What to work on: All of the material below is to be returned exactly.
++++ Excerpted records ++++
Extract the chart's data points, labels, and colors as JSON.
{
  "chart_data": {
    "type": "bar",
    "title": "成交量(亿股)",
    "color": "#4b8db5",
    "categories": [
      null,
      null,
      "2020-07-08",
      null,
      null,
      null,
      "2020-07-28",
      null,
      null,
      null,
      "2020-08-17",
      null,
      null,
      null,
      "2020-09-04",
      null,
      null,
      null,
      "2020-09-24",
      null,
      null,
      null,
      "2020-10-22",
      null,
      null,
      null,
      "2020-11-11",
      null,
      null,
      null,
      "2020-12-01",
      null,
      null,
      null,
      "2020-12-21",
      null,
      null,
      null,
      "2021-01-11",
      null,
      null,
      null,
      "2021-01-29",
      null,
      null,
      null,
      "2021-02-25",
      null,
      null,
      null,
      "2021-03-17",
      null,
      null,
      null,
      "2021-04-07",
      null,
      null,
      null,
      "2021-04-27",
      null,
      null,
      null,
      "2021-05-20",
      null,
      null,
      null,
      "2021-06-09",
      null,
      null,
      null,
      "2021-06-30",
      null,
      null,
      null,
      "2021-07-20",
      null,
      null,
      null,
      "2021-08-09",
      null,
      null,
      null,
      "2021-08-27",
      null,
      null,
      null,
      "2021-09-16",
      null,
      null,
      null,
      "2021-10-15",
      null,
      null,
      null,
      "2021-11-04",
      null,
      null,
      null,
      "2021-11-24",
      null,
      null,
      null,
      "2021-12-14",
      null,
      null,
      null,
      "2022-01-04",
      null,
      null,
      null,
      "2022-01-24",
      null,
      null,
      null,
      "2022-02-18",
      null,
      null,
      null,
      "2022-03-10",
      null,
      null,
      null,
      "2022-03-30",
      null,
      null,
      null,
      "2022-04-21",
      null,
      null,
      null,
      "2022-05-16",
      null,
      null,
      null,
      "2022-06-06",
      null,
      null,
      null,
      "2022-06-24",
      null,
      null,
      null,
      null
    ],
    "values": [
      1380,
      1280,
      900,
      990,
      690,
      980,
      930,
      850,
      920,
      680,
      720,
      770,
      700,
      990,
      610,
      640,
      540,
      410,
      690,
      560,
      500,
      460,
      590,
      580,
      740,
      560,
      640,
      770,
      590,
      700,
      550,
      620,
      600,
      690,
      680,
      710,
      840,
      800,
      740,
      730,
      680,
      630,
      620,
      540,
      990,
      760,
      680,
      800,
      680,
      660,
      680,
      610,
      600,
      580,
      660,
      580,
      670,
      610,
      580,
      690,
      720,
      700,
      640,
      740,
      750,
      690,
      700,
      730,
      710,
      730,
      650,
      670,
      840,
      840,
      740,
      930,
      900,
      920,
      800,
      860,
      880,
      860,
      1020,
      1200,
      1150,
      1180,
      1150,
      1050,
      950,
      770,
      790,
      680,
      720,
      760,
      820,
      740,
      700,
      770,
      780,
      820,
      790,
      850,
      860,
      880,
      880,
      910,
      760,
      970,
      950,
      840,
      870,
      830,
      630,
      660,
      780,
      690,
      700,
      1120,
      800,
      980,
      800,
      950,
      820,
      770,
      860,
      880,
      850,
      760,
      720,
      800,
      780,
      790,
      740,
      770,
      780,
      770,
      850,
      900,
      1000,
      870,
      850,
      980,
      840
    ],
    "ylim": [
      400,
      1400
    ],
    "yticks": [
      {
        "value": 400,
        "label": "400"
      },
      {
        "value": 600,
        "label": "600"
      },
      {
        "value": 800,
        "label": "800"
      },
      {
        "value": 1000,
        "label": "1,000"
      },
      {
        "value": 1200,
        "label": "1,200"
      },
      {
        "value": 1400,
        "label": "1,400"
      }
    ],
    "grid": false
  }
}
++++
Answer in full:
Extract the chart's data points, labels, and colors as JSON.
{
  "chart_data": {
    "type": "bar",
    "title": "成交量(亿股)",
    "color": "#4b8db5",
    "categories": [
      null,
      null,
      "2020-07-08",
      null,
      null,
      null,
      "2020-07-28",
      null,
      null,
      null,
      "2020-08-17",
      null,
      null,
      null,
      "2020-09-04",
      null,
      null,
      null,
      "2020-09-24",
      null,
      null,
      null,
      "2020-10-22",
      null,
      null,
      null,
      "2020-11-11",
      null,
      null,
      null,
      "2020-12-01",
      null,
      null,
      null,
      "2020-12-21",
      null,
      null,
      null,
      "2021-01-11",
      null,
      null,
      null,
      "2021-01-29",
      null,
      null,
      null,
      "2021-02-25",
      null,
      null,
      null,
      "2021-03-17",
      null,
      null,
      null,
      "2021-04-07",
      null,
      null,
      null,
      "2021-04-27",
      null,
      null,
      null,
      "2021-05-20",
      null,
      null,
      null,
      "2021-06-09",
      null,
      null,
      null,
      "2021-06-30",
      null,
      null,
      null,
      "2021-07-20",
      null,
      null,
      null,
      "2021-08-09",
      null,
      null,
      null,
      "2021-08-27",
      null,
      null,
      null,
      "2021-09-16",
      null,
      null,
      null,
      "2021-10-15",
      null,
      null,
      null,
      "2021-11-04",
      null,
      null,
      null,
      "2021-11-24",
      null,
      null,
      null,
      "2021-12-14",
      null,
      null,
      null,
      "2022-01-04",
      null,
      null,
      null,
      "2022-01-24",
      null,
      null,
      null,
      "2022-02-18",
      null,
      null,
      null,
      "2022-03-10",
      null,
      null,
      null,
      "2022-03-30",
      null,
      null,
      null,
      "2022-04-21",
      null,
      null,
      null,
      "2022-05-16",
      null,
      null,
      null,
      "2022-06-06",
      null,
      null,
      null,
      "2022-06-24",
      null,
      null,
      null,
      null
    ],
    "values": [
      1380,
      1280,
      900,
      990,
      690,
      980,
      930,
      850,
      920,
      680,
      720,
      770,
      700,
      990,
      610,
      640,
      540,
      410,
      690,
      560,
      500,
      460,
      590,
      580,
      740,
      560,
      640,
      770,
      590,
      700,
      550,
      620,
      600,
      690,
      680,
      710,
      840,
      800,
      740,
      730,
      680,
      630,
      620,
      540,
      990,
      760,
      680,
      800,
      680,
      660,
      680,
      610,
      600,
      580,
      660,
      580,
      670,
      610,
      580,
      690,
      720,
      700,
      640,
      740,
      750,
      690,
      700,
      730,
      710,
      730,
      650,
      670,
      840,
      840,
      740,
      930,
      900,
      920,
      800,
      860,
      880,
      860,
      1020,
      1200,
      1150,
      1180,
      1150,
      1050,
      950,
      770,
      790,
      680,
      720,
      760,
      820,
      740,
      700,
      770,
      780,
      820,
      790,
      850,
      860,
      880,
      880,
      910,
      760,
      970,
      950,
      840,
      870,
      830,
      630,
      660,
      780,
      690,
      700,
      1120,
      800,
      980,
      800,
      950,
      820,
      770,
      860,
      880,
      850,
      760,
      720,
      800,
      780,
      790,
      740,
      770,
      780,
      770,
      850,
      900,
      1000,
      870,
      850,
      980,
      840
    ],
    "ylim": [
      400,
      1400
    ],
    "yticks": [
      {
        "value": 400,
        "label": "400"
      },
      {
        "value": 600,
        "label": "600"
      },
      {
        "value": 800,
        "label": "800"
      },
      {
        "value": 1000,
        "label": "1,000"
      },
      {
        "value": 1200,
        "label": "1,200"
      },
      {
        "value": 1400,
        "label": "1,400"
      }
    ],
    "grid": false
  }
}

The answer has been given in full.